= Dataset entries =
'''

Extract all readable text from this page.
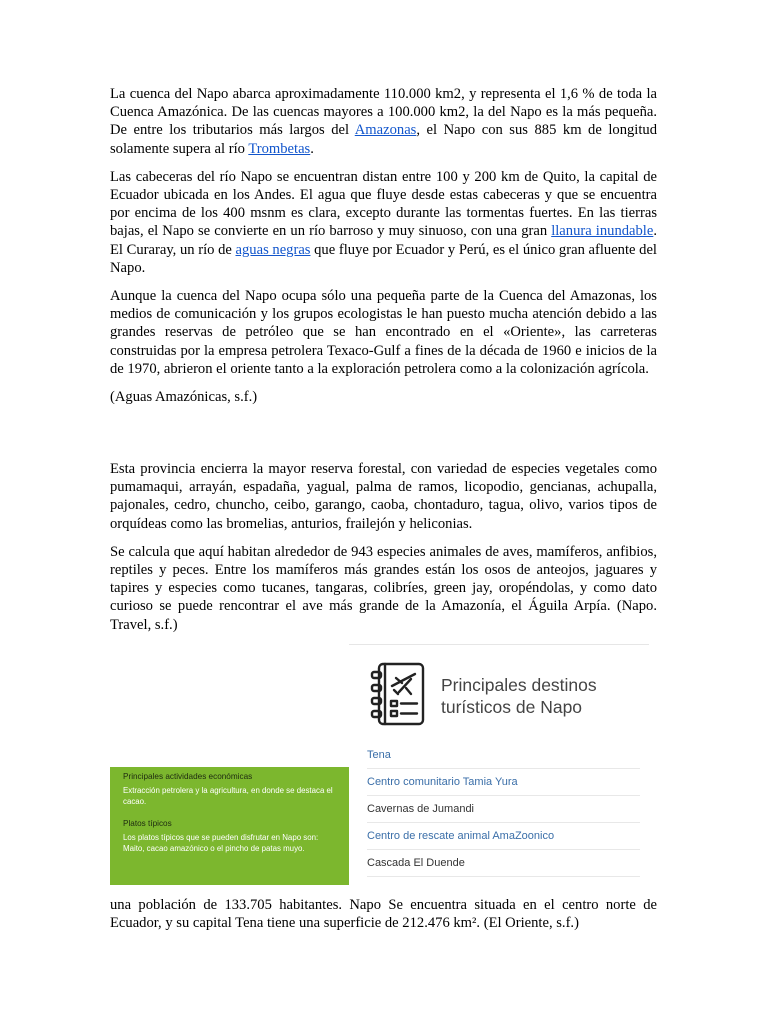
La cuenca del Napo abarca aproximadamente 110.000 km2, y representa el 1,6 % de toda la Cuenca Amazónica. De las cuencas mayores a 100.000 km2, la del Napo es la más pequeña. De entre los tributarios más largos del Amazonas, el Napo con sus 885 km de longitud solamente supera al río Trombetas.

Las cabeceras del río Napo se encuentran distan entre 100 y 200 km de Quito, la capital de Ecuador ubicada en los Andes. El agua que fluye desde estas cabeceras y que se encuentra por encima de los 400 msnm es clara, excepto durante las tormentas fuertes. En las tierras bajas, el Napo se convierte en un río barroso y muy sinuoso, con una gran llanura inundable. El Curaray, un río de aguas negras que fluye por Ecuador y Perú, es el único gran afluente del Napo.

Aunque la cuenca del Napo ocupa sólo una pequeña parte de la Cuenca del Amazonas, los medios de comunicación y los grupos ecologistas le han puesto mucha atención debido a las grandes reservas de petróleo que se han encontrado en el «Oriente», las carreteras construidas por la empresa petrolera Texaco-Gulf a fines de la década de 1960 e inicios de la de 1970, abrieron el oriente tanto a la exploración petrolera como a la colonización agrícola.

(Aguas Amazónicas, s.f.)

Esta provincia encierra la mayor reserva forestal, con variedad de especies vegetales como pumamaqui, arrayán, espadaña, yagual, palma de ramos, licopodio, gencianas, achupalla, pajonales, cedro, chuncho, ceibo, garango, caoba, chontaduro, tagua, olivo, varios tipos de orquídeas como las bromelias, anturios, frailejón y heliconias.

Se calcula que aquí habitan alrededor de 943 especies animales de aves, mamíferos, anfibios, reptiles y peces. Entre los mamíferos más grandes están los osos de anteojos, jaguares y tapires y especies como tucanes, tangaras, colibríes, green jay, oropéndolas, y como dato curioso se puede rencontrar el ave más grande de la Amazonía, el Águila Arpía. (Napo. Travel, s.f.)

Principales actividades económicas

Extracción petrolera y la agricultura, en donde se destaca el cacao.

Platos típicos

Los platos típicos que se pueden disfrutar en Napo son: Maito, cacao amazónico o el pincho de patas muyo.

Principales destinos turísticos de Napo
Tena
Centro comunitario Tamia Yura
Cavernas de Jumandi
Centro de rescate animal AmaZoonico
Cascada El Duende

una población de 133.705 habitantes. Napo Se encuentra situada en el centro norte de Ecuador, y su capital Tena tiene una superficie de 212.476 km². (El Oriente, s.f.)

'''

= Brief =
List all lines from the entries that include the word "capital".

= Answer to the problem =
Las cabeceras del río Napo se encuentran distan entre 100 y 200 km de Quito, la capital de Ecuador ubicada en los Andes. El agua que fluye desde estas cabeceras y que se encuentra por encima de los 400 msnm es clara, excepto durante las tormentas fuertes. En las tierras bajas, el Napo se convierte en un río barroso y muy sinuoso, con una gran llanura inundable. El Curaray, un río de aguas negras que fluye por Ecuador y Perú, es el único gran afluente del Napo.
una población de 133.705 habitantes. Napo Se encuentra situada en el centro norte de Ecuador, y su capital Tena tiene una superficie de 212.476 km². (El Oriente, s.f.)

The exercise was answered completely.